◆ Aim of the exercise ◆
Could you transcribe every record below exactly as written, leaving out any pictures?

◆ Dataset excerpts ◆

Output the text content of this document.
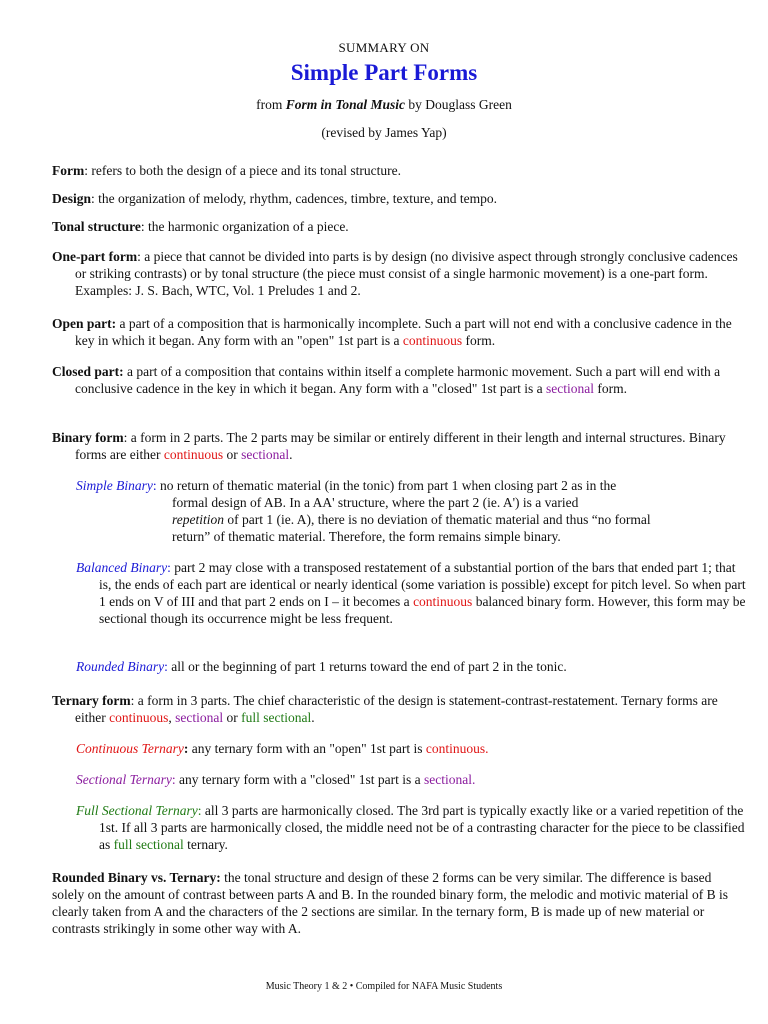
SUMMARY ON
Simple Part Forms
from Form in Tonal Music by Douglass Green
(revised by James Yap)

Form: refers to both the design of a piece and its tonal structure.

Design: the organization of melody, rhythm, cadences, timbre, texture, and tempo.

Tonal structure: the harmonic organization of a piece.

One-part form: a piece that cannot be divided into parts is by design (no divisive aspect through strongly conclusive cadences or striking contrasts) or by tonal structure (the piece must consist of a single harmonic movement) is a one-part form. Examples: J. S. Bach, WTC, Vol. 1 Preludes 1 and 2.

Open part: a part of a composition that is harmonically incomplete. Such a part will not end with a conclusive cadence in the key in which it began. Any form with an "open" 1st part is a continuous form.

Closed part: a part of a composition that contains within itself a complete harmonic movement. Such a part will end with a conclusive cadence in the key in which it began. Any form with a "closed" 1st part is a sectional form.

Binary form: a form in 2 parts. The 2 parts may be similar or entirely different in their length and internal structures. Binary forms are either continuous or sectional.

Simple Binary: no return of thematic material (in the tonic) from part 1 when closing part 2 as in the
formal design of AB. In a AA' structure, where the part 2 (ie. A') is a varied
repetition of part 1 (ie. A), there is no deviation of thematic material and thus “no formal
return” of thematic material. Therefore, the form remains simple binary.

Balanced Binary: part 2 may close with a transposed restatement of a substantial portion of the bars that ended part 1; that is, the ends of each part are identical or nearly identical (some variation is possible) except for pitch level. So when part 1 ends on V of III and that part 2 ends on I – it becomes a continuous balanced binary form. However, this form may be sectional though its occurrence might be less frequent.

Rounded Binary: all or the beginning of part 1 returns toward the end of part 2 in the tonic.

Ternary form: a form in 3 parts. The chief characteristic of the design is statement-contrast-restatement. Ternary forms are either continuous, sectional or full sectional.

Continuous Ternary: any ternary form with an "open" 1st part is continuous.

Sectional Ternary: any ternary form with a "closed" 1st part is a sectional.

Full Sectional Ternary: all 3 parts are harmonically closed. The 3rd part is typically exactly like or a varied repetition of the 1st. If all 3 parts are harmonically closed, the middle need not be of a contrasting character for the piece to be classified as full sectional ternary.

Rounded Binary vs. Ternary: the tonal structure and design of these 2 forms can be very similar. The difference is based solely on the amount of contrast between parts A and B. In the rounded binary form, the melodic and motivic material of B is clearly taken from A and the characters of the 2 sections are similar. In the ternary form, B is made up of new material or contrasts strikingly in some other way with A.

Music Theory 1 & 2 • Compiled for NAFA Music Students
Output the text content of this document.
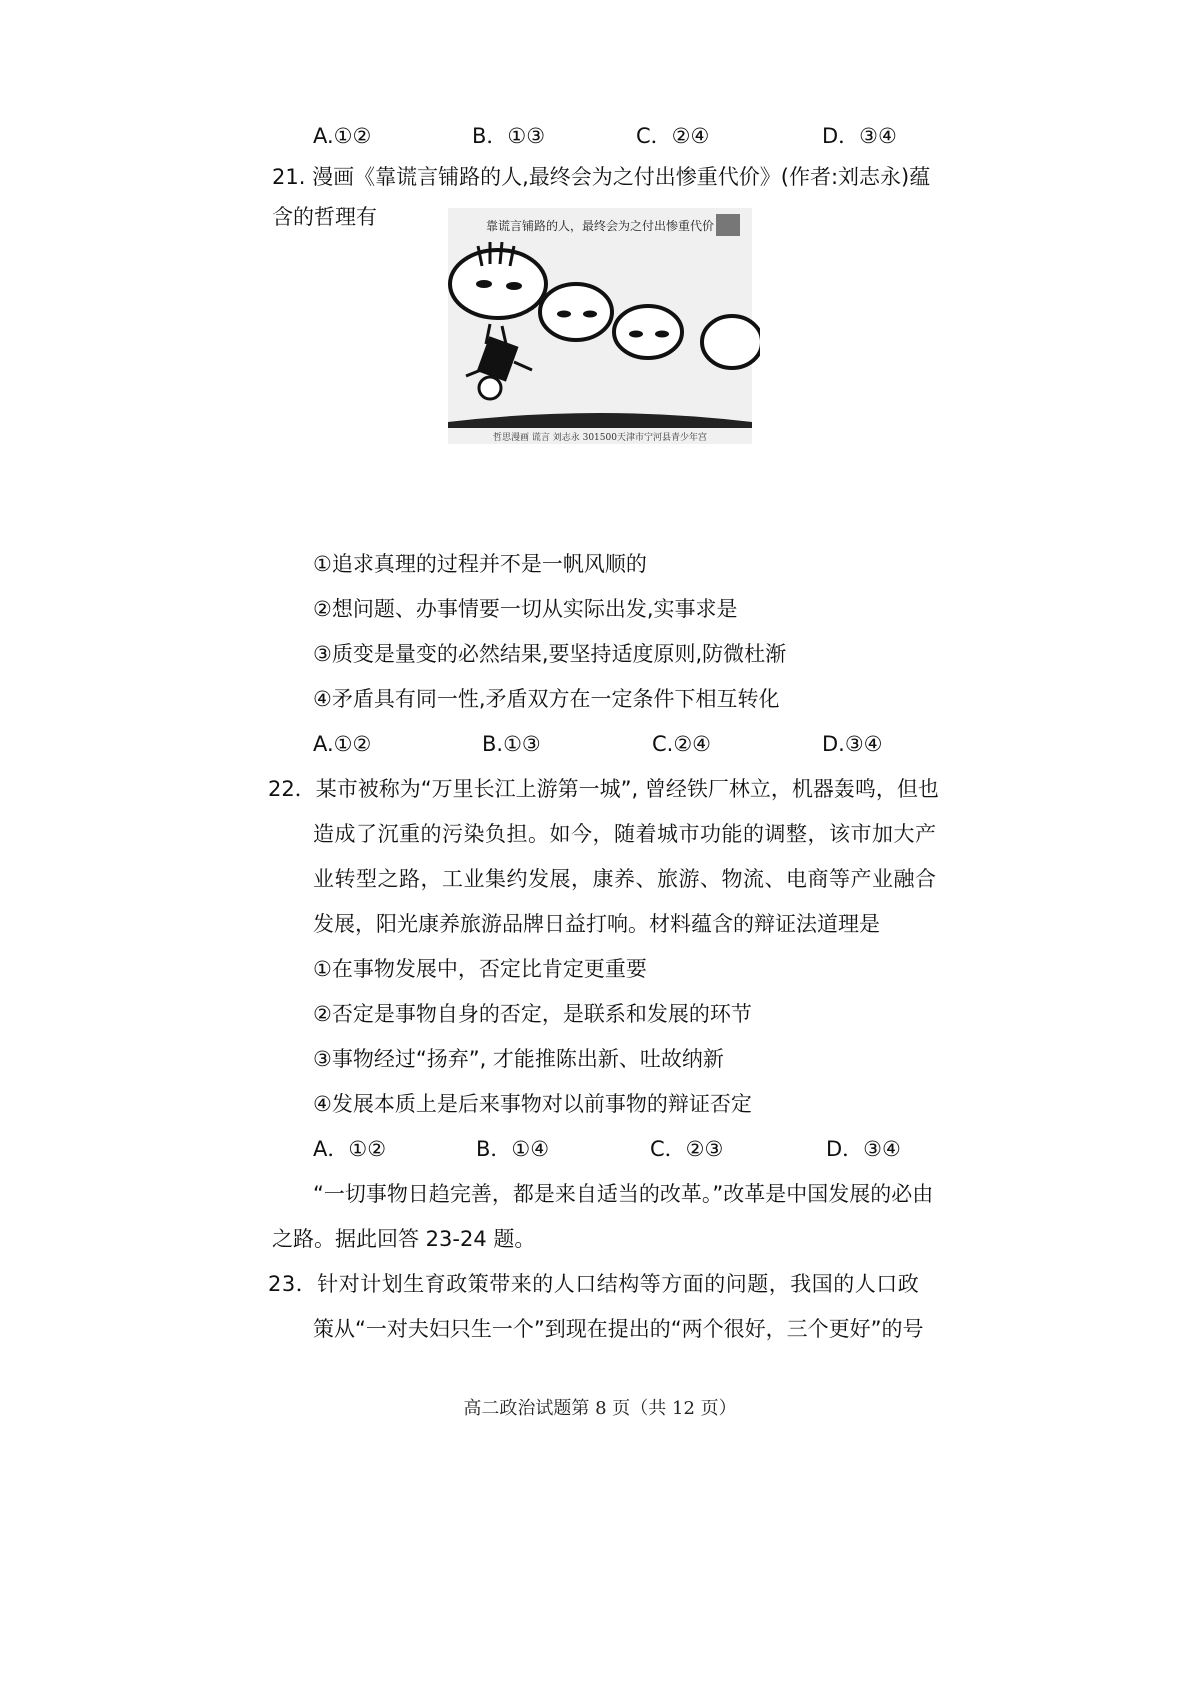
A.①②	B．①③	C．②④	D．③④
21. 漫画《靠谎言铺路的人,最终会为之付出惨重代价》(作者:刘志永)蕴
含的哲理有	靠谎言铺路的人，最终会为之付出惨重代价
哲思漫画 谎言 刘志永 301500天津市宁河县青少年宫
①追求真理的过程并不是一帆风顺的
②想问题、办事情要一切从实际出发,实事求是
③质变是量变的必然结果,要坚持适度原则,防微杜渐
④矛盾具有同一性,矛盾双方在一定条件下相互转化
A.①②	B.①③	C.②④	D.③④
22．某市被称为“万里长江上游第一城”, 曾经铁厂林立，机器轰鸣，但也
造成了沉重的污染负担。如今，随着城市功能的调整，该市加大产
业转型之路，工业集约发展，康养、旅游、物流、电商等产业融合
发展，阳光康养旅游品牌日益打响。材料蕴含的辩证法道理是
①在事物发展中，否定比肯定更重要
②否定是事物自身的否定，是联系和发展的环节
③事物经过“扬弃”, 才能推陈出新、吐故纳新
④发展本质上是后来事物对以前事物的辩证否定
A．①②	B．①④	C．②③	D．③④
“一切事物日趋完善，都是来自适当的改革。”改革是中国发展的必由
之路。据此回答 23-24 题。
23．针对计划生育政策带来的人口结构等方面的问题，我国的人口政
策从“一对夫妇只生一个”到现在提出的“两个很好，三个更好”的号
高二政治试题第 8 页（共 12 页）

◆ Answer to the exercise ◆
Output the text content of this document.
SUMMARY ON
Simple Part Forms
from Form in Tonal Music by Douglass Green
(revised by James Yap)

Form: refers to both the design of a piece and its tonal structure.

Design: the organization of melody, rhythm, cadences, timbre, texture, and tempo.

Tonal structure: the harmonic organization of a piece.

One-part form: a piece that cannot be divided into parts is by design (no divisive aspect through strongly conclusive cadences or striking contrasts) or by tonal structure (the piece must consist of a single harmonic movement) is a one-part form. Examples: J. S. Bach, WTC, Vol. 1 Preludes 1 and 2.

Open part: a part of a composition that is harmonically incomplete. Such a part will not end with a conclusive cadence in the key in which it began. Any form with an "open" 1st part is a continuous form.

Closed part: a part of a composition that contains within itself a complete harmonic movement. Such a part will end with a conclusive cadence in the key in which it began. Any form with a "closed" 1st part is a sectional form.

Binary form: a form in 2 parts. The 2 parts may be similar or entirely different in their length and internal structures. Binary forms are either continuous or sectional.

Simple Binary: no return of thematic material (in the tonic) from part 1 when closing part 2 as in the
formal design of AB. In a AA' structure, where the part 2 (ie. A') is a varied
repetition of part 1 (ie. A), there is no deviation of thematic material and thus “no formal
return” of thematic material. Therefore, the form remains simple binary.

Balanced Binary: part 2 may close with a transposed restatement of a substantial portion of the bars that ended part 1; that is, the ends of each part are identical or nearly identical (some variation is possible) except for pitch level. So when part 1 ends on V of III and that part 2 ends on I – it becomes a continuous balanced binary form. However, this form may be sectional though its occurrence might be less frequent.

Rounded Binary: all or the beginning of part 1 returns toward the end of part 2 in the tonic.

Ternary form: a form in 3 parts. The chief characteristic of the design is statement-contrast-restatement. Ternary forms are either continuous, sectional or full sectional.

Continuous Ternary: any ternary form with an "open" 1st part is continuous.

Sectional Ternary: any ternary form with a "closed" 1st part is a sectional.

Full Sectional Ternary: all 3 parts are harmonically closed. The 3rd part is typically exactly like or a varied repetition of the 1st. If all 3 parts are harmonically closed, the middle need not be of a contrasting character for the piece to be classified as full sectional ternary.

Rounded Binary vs. Ternary: the tonal structure and design of these 2 forms can be very similar. The difference is based solely on the amount of contrast between parts A and B. In the rounded binary form, the melodic and motivic material of B is clearly taken from A and the characters of the 2 sections are similar. In the ternary form, B is made up of new material or contrasts strikingly in some other way with A.

Music Theory 1 & 2 • Compiled for NAFA Music Students
Output the text content of this document.
A.①②	B．①③	C．②④	D．③④
21. 漫画《靠谎言铺路的人,最终会为之付出惨重代价》(作者:刘志永)蕴
含的哲理有	靠谎言铺路的人，最终会为之付出惨重代价
哲思漫画 谎言 刘志永 301500天津市宁河县青少年宫
①追求真理的过程并不是一帆风顺的
②想问题、办事情要一切从实际出发,实事求是
③质变是量变的必然结果,要坚持适度原则,防微杜渐
④矛盾具有同一性,矛盾双方在一定条件下相互转化
A.①②	B.①③	C.②④	D.③④
22．某市被称为“万里长江上游第一城”, 曾经铁厂林立，机器轰鸣，但也
造成了沉重的污染负担。如今，随着城市功能的调整，该市加大产
业转型之路，工业集约发展，康养、旅游、物流、电商等产业融合
发展，阳光康养旅游品牌日益打响。材料蕴含的辩证法道理是
①在事物发展中，否定比肯定更重要
②否定是事物自身的否定，是联系和发展的环节
③事物经过“扬弃”, 才能推陈出新、吐故纳新
④发展本质上是后来事物对以前事物的辩证否定
A．①②	B．①④	C．②③	D．③④
“一切事物日趋完善，都是来自适当的改革。”改革是中国发展的必由
之路。据此回答 23-24 题。
23．针对计划生育政策带来的人口结构等方面的问题，我国的人口政
策从“一对夫妇只生一个”到现在提出的“两个很好，三个更好”的号
高二政治试题第 8 页（共 12 页）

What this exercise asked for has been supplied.